# [What you have to do]
Rewrite all of the records below, replacing each occurrence of "download-icon" with "save-icon" and leaving everything else unchanged.

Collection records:
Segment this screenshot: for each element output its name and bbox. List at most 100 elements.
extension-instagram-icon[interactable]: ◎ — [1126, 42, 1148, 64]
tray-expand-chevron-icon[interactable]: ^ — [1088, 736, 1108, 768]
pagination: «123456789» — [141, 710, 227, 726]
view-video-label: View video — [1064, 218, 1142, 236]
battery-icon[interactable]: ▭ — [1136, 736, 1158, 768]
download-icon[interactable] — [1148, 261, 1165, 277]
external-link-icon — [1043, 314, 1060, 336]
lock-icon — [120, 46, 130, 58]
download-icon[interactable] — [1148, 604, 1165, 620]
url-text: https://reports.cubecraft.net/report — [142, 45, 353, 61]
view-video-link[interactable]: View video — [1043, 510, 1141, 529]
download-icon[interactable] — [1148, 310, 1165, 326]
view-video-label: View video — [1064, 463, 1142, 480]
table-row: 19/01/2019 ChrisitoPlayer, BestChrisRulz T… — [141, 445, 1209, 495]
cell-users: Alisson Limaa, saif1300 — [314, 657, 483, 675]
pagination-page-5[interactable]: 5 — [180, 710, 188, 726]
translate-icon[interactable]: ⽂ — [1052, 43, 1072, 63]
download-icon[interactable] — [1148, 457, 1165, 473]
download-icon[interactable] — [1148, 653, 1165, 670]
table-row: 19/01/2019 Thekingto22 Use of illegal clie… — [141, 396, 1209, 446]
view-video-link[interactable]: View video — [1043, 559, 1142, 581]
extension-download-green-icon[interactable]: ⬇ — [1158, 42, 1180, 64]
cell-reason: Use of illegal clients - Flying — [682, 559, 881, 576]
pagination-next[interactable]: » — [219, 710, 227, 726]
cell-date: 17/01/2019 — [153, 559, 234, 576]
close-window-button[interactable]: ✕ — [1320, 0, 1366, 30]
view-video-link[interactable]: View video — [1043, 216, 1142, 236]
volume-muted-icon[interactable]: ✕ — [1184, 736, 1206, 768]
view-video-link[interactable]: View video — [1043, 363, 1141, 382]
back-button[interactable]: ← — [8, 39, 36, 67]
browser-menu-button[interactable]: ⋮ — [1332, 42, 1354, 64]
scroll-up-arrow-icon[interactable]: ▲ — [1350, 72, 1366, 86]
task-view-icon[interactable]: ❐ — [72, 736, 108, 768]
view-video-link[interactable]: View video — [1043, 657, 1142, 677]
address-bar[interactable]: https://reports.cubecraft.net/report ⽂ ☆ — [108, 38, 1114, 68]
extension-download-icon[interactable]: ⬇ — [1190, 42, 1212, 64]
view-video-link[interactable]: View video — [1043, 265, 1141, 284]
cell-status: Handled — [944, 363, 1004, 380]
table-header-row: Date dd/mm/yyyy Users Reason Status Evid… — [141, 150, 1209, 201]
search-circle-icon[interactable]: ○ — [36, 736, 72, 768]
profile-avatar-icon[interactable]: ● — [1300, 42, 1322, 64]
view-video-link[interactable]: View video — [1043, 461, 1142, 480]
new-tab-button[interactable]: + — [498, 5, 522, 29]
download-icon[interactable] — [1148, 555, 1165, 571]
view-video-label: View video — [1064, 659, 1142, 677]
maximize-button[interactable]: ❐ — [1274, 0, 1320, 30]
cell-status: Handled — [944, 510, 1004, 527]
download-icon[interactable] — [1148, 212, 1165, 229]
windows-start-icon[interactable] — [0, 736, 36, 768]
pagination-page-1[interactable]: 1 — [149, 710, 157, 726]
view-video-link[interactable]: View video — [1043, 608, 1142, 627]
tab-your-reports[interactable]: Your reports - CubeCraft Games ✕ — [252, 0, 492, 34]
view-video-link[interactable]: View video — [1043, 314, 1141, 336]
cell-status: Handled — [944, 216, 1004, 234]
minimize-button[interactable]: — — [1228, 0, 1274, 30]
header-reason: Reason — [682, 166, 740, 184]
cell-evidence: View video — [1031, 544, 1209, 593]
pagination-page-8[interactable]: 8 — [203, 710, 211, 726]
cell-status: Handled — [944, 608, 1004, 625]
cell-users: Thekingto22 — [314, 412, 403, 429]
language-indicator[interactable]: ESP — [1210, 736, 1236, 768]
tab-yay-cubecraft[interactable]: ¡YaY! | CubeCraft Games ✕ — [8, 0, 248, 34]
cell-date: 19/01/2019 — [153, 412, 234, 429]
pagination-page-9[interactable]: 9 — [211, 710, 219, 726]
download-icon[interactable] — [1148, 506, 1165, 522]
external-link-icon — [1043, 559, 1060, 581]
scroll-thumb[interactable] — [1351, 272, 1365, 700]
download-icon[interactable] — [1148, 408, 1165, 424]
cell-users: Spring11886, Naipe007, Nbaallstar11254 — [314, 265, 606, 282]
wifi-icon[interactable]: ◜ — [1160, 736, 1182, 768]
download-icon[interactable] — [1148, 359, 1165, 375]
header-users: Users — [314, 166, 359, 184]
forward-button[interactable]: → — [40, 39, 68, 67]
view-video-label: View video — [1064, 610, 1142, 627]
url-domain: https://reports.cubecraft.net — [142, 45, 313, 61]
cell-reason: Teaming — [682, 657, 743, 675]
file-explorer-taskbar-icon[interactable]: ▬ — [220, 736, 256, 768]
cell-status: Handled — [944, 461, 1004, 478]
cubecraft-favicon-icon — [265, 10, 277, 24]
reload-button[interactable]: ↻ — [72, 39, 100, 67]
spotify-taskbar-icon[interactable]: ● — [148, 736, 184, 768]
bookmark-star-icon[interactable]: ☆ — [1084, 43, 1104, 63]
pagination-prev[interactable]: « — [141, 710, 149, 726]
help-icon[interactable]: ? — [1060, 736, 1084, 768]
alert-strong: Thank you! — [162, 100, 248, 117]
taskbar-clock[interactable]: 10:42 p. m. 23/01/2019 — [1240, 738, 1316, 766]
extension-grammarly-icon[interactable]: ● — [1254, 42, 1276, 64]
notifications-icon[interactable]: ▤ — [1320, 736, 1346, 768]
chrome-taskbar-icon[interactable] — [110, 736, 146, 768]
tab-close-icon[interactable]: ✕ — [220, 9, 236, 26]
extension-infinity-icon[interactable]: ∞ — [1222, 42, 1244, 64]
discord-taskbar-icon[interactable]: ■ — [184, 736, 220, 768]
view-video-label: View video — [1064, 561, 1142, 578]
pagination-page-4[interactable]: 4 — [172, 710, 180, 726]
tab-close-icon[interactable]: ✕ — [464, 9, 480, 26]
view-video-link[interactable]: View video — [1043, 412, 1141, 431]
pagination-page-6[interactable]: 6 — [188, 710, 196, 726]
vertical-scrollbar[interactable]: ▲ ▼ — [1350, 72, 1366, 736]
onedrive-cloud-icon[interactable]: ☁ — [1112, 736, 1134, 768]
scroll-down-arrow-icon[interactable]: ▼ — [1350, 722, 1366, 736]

# [Answer to this exercise]
Segment this screenshot: for each element output its name and bbox. List at most 100 elements.
extension-instagram-icon[interactable]: ◎ — [1126, 42, 1148, 64]
tray-expand-chevron-icon[interactable]: ^ — [1088, 736, 1108, 768]
pagination: «123456789» — [141, 710, 227, 726]
view-video-label: View video — [1064, 218, 1142, 236]
battery-icon[interactable]: ▭ — [1136, 736, 1158, 768]
save-icon[interactable] — [1148, 261, 1165, 277]
external-link-icon — [1043, 314, 1060, 336]
lock-icon — [120, 46, 130, 58]
save-icon[interactable] — [1148, 604, 1165, 620]
url-text: https://reports.cubecraft.net/report — [142, 45, 353, 61]
view-video-link[interactable]: View video — [1043, 510, 1141, 529]
save-icon[interactable] — [1148, 310, 1165, 326]
view-video-label: View video — [1064, 463, 1142, 480]
table-row: 19/01/2019 ChrisitoPlayer, BestChrisRulz T… — [141, 445, 1209, 495]
cell-users: Alisson Limaa, saif1300 — [314, 657, 483, 675]
pagination-page-5[interactable]: 5 — [180, 710, 188, 726]
translate-icon[interactable]: ⽂ — [1052, 43, 1072, 63]
save-icon[interactable] — [1148, 457, 1165, 473]
save-icon[interactable] — [1148, 653, 1165, 670]
table-row: 19/01/2019 Thekingto22 Use of illegal clie… — [141, 396, 1209, 446]
view-video-link[interactable]: View video — [1043, 559, 1142, 581]
extension-download-green-icon[interactable]: ⬇ — [1158, 42, 1180, 64]
cell-reason: Use of illegal clients - Flying — [682, 559, 881, 576]
pagination-next[interactable]: » — [219, 710, 227, 726]
cell-date: 17/01/2019 — [153, 559, 234, 576]
close-window-button[interactable]: ✕ — [1320, 0, 1366, 30]
view-video-link[interactable]: View video — [1043, 216, 1142, 236]
volume-muted-icon[interactable]: ✕ — [1184, 736, 1206, 768]
view-video-link[interactable]: View video — [1043, 363, 1141, 382]
back-button[interactable]: ← — [8, 39, 36, 67]
browser-menu-button[interactable]: ⋮ — [1332, 42, 1354, 64]
scroll-up-arrow-icon[interactable]: ▲ — [1350, 72, 1366, 86]
task-view-icon[interactable]: ❐ — [72, 736, 108, 768]
view-video-link[interactable]: View video — [1043, 657, 1142, 677]
address-bar[interactable]: https://reports.cubecraft.net/report ⽂ ☆ — [108, 38, 1114, 68]
extension-save-icon[interactable]: ⬇ — [1190, 42, 1212, 64]
view-video-link[interactable]: View video — [1043, 265, 1141, 284]
cell-status: Handled — [944, 363, 1004, 380]
table-header-row: Date dd/mm/yyyy Users Reason Status Evid… — [141, 150, 1209, 201]
search-circle-icon[interactable]: ○ — [36, 736, 72, 768]
profile-avatar-icon[interactable]: ● — [1300, 42, 1322, 64]
view-video-link[interactable]: View video — [1043, 461, 1142, 480]
new-tab-button[interactable]: + — [498, 5, 522, 29]
save-icon[interactable] — [1148, 555, 1165, 571]
view-video-label: View video — [1064, 659, 1142, 677]
maximize-button[interactable]: ❐ — [1274, 0, 1320, 30]
cell-status: Handled — [944, 510, 1004, 527]
save-icon[interactable] — [1148, 212, 1165, 229]
windows-start-icon[interactable] — [0, 736, 36, 768]
pagination-page-1[interactable]: 1 — [149, 710, 157, 726]
view-video-link[interactable]: View video — [1043, 608, 1142, 627]
tab-your-reports[interactable]: Your reports - CubeCraft Games ✕ — [252, 0, 492, 34]
view-video-link[interactable]: View video — [1043, 314, 1141, 336]
cell-status: Handled — [944, 216, 1004, 234]
minimize-button[interactable]: — — [1228, 0, 1274, 30]
header-reason: Reason — [682, 166, 740, 184]
cell-evidence: View video — [1031, 544, 1209, 593]
pagination-page-8[interactable]: 8 — [203, 710, 211, 726]
cell-status: Handled — [944, 608, 1004, 625]
cell-users: Thekingto22 — [314, 412, 403, 429]
language-indicator[interactable]: ESP — [1210, 736, 1236, 768]
tab-yay-cubecraft[interactable]: ¡YaY! | CubeCraft Games ✕ — [8, 0, 248, 34]
cell-date: 19/01/2019 — [153, 412, 234, 429]
pagination-page-9[interactable]: 9 — [211, 710, 219, 726]
save-icon[interactable] — [1148, 506, 1165, 522]
external-link-icon — [1043, 559, 1060, 581]
scroll-thumb[interactable] — [1351, 272, 1365, 700]
save-icon[interactable] — [1148, 408, 1165, 424]
cell-users: Spring11886, Naipe007, Nbaallstar11254 — [314, 265, 606, 282]
wifi-icon[interactable]: ◜ — [1160, 736, 1182, 768]
save-icon[interactable] — [1148, 359, 1165, 375]
header-users: Users — [314, 166, 359, 184]
forward-button[interactable]: → — [40, 39, 68, 67]
view-video-label: View video — [1064, 610, 1142, 627]
url-domain: https://reports.cubecraft.net — [142, 45, 313, 61]
cell-reason: Teaming — [682, 657, 743, 675]
file-explorer-taskbar-icon[interactable]: ▬ — [220, 736, 256, 768]
cell-status: Handled — [944, 461, 1004, 478]
cubecraft-favicon-icon — [265, 10, 277, 24]
reload-button[interactable]: ↻ — [72, 39, 100, 67]
spotify-taskbar-icon[interactable]: ● — [148, 736, 184, 768]
bookmark-star-icon[interactable]: ☆ — [1084, 43, 1104, 63]
pagination-prev[interactable]: « — [141, 710, 149, 726]
help-icon[interactable]: ? — [1060, 736, 1084, 768]
alert-strong: Thank you! — [162, 100, 248, 117]
taskbar-clock[interactable]: 10:42 p. m. 23/01/2019 — [1240, 738, 1316, 766]
extension-grammarly-icon[interactable]: ● — [1254, 42, 1276, 64]
notifications-icon[interactable]: ▤ — [1320, 736, 1346, 768]
chrome-taskbar-icon[interactable] — [110, 736, 146, 768]
tab-close-icon[interactable]: ✕ — [220, 9, 236, 26]
extension-infinity-icon[interactable]: ∞ — [1222, 42, 1244, 64]
discord-taskbar-icon[interactable]: ■ — [184, 736, 220, 768]
view-video-label: View video — [1064, 561, 1142, 578]
pagination-page-4[interactable]: 4 — [172, 710, 180, 726]
tab-close-icon[interactable]: ✕ — [464, 9, 480, 26]
view-video-link[interactable]: View video — [1043, 412, 1141, 431]
pagination-page-6[interactable]: 6 — [188, 710, 196, 726]
vertical-scrollbar[interactable]: ▲ ▼ — [1350, 72, 1366, 736]
onedrive-cloud-icon[interactable]: ☁ — [1112, 736, 1134, 768]
scroll-down-arrow-icon[interactable]: ▼ — [1350, 722, 1366, 736]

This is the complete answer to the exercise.